Stored entries:
---
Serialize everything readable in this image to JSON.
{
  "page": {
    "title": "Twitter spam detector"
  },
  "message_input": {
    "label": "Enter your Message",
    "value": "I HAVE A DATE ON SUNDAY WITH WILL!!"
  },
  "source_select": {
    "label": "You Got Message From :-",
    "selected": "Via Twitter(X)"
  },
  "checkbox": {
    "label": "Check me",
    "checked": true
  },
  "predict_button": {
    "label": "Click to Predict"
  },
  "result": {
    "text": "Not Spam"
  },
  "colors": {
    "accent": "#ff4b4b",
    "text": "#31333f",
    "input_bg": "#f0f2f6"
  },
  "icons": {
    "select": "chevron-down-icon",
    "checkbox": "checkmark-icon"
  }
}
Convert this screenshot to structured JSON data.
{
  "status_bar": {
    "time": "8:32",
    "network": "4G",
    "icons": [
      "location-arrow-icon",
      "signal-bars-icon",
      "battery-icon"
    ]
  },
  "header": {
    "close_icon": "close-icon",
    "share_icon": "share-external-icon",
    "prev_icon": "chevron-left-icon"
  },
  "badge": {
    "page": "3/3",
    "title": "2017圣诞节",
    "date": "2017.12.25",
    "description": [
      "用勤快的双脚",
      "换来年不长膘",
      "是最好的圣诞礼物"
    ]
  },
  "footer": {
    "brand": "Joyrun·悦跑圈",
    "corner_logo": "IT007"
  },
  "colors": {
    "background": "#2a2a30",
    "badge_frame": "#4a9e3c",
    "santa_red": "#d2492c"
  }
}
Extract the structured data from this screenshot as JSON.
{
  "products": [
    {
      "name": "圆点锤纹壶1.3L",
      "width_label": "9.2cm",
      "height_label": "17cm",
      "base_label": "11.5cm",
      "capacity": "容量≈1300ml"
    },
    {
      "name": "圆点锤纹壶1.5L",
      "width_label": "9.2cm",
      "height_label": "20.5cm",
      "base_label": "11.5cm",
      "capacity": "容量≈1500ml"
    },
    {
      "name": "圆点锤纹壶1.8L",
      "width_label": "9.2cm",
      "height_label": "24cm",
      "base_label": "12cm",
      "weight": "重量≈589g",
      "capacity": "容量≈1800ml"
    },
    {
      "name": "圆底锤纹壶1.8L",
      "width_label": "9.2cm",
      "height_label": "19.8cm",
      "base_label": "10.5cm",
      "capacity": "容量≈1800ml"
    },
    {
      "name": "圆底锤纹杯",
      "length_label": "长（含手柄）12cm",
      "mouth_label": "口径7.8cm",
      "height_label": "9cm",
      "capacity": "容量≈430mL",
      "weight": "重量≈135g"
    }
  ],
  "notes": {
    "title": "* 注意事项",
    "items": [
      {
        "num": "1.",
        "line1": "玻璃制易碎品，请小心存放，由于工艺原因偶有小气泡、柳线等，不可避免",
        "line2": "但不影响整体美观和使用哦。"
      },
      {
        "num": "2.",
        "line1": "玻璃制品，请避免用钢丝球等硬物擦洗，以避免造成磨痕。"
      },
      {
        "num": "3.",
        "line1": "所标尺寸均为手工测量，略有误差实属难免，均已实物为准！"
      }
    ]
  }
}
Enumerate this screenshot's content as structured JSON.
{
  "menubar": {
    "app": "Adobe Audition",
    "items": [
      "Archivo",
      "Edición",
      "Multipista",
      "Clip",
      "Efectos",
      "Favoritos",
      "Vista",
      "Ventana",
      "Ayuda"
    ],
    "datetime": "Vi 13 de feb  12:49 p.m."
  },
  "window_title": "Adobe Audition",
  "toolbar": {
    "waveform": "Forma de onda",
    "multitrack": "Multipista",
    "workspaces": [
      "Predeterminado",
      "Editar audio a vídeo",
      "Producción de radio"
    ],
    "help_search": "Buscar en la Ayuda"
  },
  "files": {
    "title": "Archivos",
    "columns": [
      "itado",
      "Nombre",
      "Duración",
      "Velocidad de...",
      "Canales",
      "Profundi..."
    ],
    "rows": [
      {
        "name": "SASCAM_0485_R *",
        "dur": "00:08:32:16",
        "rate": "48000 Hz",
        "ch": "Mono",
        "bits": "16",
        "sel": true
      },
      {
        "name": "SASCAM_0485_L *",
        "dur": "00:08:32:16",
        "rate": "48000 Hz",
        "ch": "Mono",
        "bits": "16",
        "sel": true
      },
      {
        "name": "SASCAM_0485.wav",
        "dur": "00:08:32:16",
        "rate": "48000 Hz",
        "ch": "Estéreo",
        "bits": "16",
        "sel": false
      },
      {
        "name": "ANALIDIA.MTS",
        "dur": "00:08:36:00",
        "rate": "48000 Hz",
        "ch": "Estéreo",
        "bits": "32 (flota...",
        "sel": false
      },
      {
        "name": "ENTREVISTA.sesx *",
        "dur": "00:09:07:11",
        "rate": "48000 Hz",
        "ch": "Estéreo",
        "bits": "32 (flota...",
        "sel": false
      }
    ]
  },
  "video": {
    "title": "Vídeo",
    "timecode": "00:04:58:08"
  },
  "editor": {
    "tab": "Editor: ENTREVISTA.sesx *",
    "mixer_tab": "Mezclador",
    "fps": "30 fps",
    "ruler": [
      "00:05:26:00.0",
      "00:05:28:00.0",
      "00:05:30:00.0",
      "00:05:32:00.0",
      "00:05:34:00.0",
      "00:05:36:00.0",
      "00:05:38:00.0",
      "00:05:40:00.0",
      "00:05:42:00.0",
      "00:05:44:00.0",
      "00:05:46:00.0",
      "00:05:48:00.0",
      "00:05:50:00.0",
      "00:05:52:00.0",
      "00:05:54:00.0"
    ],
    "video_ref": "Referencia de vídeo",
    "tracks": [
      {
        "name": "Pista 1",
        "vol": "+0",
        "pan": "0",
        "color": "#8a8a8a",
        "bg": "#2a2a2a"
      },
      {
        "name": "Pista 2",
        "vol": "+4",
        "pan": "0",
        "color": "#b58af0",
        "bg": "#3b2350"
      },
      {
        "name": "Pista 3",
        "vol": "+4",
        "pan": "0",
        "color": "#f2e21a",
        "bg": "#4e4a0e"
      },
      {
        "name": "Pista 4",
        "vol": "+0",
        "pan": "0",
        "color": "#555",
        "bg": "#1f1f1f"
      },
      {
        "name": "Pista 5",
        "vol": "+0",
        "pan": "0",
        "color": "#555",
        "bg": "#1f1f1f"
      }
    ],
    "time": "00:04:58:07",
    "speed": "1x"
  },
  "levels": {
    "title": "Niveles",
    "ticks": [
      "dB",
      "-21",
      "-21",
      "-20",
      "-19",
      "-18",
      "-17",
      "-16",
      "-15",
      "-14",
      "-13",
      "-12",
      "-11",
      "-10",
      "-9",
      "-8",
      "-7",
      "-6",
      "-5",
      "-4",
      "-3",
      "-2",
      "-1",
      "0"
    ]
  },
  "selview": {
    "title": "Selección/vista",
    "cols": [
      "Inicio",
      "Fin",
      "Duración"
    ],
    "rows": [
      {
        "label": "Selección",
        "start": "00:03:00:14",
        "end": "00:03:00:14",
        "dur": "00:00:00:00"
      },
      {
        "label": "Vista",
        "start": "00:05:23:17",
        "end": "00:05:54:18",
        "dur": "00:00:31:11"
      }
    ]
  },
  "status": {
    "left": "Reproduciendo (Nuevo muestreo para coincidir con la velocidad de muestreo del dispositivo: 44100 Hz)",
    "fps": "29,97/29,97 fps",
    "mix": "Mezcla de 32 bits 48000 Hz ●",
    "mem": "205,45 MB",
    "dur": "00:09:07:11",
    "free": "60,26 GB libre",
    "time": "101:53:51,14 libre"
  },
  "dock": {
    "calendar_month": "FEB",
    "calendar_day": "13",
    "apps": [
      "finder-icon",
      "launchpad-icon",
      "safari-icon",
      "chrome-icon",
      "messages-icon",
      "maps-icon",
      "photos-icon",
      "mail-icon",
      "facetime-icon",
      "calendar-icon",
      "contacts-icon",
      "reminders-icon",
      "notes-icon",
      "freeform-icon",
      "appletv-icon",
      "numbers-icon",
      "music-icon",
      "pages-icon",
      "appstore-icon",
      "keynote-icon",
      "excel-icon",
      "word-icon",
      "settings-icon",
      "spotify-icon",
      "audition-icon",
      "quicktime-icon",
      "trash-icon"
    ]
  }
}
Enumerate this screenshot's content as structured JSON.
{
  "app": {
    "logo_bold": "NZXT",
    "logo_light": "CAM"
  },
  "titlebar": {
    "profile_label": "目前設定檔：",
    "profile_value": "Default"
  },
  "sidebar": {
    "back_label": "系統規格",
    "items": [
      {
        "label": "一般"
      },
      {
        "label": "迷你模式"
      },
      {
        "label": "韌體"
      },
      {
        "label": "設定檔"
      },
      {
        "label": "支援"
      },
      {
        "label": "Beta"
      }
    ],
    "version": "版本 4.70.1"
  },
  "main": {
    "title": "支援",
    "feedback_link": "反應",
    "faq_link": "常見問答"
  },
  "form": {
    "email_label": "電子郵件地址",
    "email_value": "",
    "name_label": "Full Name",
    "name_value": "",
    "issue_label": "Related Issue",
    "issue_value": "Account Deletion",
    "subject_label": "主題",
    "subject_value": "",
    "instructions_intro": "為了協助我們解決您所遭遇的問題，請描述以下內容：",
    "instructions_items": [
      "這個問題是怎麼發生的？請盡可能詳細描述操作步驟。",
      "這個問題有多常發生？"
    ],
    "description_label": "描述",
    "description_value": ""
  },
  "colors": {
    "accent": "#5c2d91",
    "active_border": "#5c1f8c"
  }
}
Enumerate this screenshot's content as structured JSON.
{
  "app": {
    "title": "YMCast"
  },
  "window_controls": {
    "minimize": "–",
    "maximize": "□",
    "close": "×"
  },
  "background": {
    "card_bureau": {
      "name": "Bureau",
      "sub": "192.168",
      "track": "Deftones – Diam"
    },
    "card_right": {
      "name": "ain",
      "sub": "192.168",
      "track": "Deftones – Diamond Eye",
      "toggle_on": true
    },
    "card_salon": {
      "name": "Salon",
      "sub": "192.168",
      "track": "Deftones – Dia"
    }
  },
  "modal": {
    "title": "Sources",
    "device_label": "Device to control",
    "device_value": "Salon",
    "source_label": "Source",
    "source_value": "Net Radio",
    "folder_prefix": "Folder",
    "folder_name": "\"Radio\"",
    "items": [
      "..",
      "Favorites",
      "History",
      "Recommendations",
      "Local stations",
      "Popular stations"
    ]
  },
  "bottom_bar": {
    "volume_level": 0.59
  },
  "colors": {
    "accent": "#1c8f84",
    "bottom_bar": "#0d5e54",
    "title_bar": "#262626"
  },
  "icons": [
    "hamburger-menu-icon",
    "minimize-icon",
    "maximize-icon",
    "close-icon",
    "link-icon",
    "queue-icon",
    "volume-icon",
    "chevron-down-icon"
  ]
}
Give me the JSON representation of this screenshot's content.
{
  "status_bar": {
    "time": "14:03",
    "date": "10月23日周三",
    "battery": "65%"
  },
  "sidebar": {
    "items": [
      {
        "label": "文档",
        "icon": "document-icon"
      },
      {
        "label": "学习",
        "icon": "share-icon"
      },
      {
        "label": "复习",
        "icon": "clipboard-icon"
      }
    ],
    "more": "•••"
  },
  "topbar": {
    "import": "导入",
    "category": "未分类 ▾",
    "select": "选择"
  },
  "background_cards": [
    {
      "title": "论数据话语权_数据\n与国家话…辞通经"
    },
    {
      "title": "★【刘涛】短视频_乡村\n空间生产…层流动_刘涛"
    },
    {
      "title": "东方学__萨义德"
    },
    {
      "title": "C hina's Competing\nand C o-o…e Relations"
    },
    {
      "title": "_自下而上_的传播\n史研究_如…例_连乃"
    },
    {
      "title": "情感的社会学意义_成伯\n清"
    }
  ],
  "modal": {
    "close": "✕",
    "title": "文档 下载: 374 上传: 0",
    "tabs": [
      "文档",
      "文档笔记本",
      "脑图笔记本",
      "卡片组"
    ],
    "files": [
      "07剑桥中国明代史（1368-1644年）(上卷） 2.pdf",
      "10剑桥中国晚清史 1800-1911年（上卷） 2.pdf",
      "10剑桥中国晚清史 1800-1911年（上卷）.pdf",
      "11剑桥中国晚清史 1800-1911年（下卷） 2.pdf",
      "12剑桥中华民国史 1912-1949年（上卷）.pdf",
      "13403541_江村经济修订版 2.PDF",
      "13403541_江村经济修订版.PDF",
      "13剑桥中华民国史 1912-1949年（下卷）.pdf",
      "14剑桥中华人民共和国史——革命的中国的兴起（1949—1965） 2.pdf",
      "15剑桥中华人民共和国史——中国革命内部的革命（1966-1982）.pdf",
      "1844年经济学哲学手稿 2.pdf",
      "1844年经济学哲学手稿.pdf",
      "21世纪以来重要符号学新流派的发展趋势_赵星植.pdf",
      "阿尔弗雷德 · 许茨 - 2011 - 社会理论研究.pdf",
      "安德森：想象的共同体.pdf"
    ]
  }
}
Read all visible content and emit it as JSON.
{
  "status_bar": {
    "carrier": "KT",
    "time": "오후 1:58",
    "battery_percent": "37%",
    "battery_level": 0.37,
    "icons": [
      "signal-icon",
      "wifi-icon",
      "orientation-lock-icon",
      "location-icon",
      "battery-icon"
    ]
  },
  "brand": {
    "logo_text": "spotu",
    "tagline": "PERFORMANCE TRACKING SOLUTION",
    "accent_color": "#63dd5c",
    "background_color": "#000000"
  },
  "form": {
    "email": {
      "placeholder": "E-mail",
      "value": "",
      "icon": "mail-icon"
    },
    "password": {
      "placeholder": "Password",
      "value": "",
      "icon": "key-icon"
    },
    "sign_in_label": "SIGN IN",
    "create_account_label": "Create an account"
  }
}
---
TASK INSTRUCTIONS: Starting at the line that contains "Read all visible content and emit it as JSON.", copy each line exactly through the end of the listing above. Include that first line and the last one, and add nothing.

RESULT OF THIS TASK:
Read all visible content and emit it as JSON.
{
  "status_bar": {
    "carrier": "KT",
    "time": "오후 1:58",
    "battery_percent": "37%",
    "battery_level": 0.37,
    "icons": [
      "signal-icon",
      "wifi-icon",
      "orientation-lock-icon",
      "location-icon",
      "battery-icon"
    ]
  },
  "brand": {
    "logo_text": "spotu",
    "tagline": "PERFORMANCE TRACKING SOLUTION",
    "accent_color": "#63dd5c",
    "background_color": "#000000"
  },
  "form": {
    "email": {
      "placeholder": "E-mail",
      "value": "",
      "icon": "mail-icon"
    },
    "password": {
      "placeholder": "Password",
      "value": "",
      "icon": "key-icon"
    },
    "sign_in_label": "SIGN IN",
    "create_account_label": "Create an account"
  }
}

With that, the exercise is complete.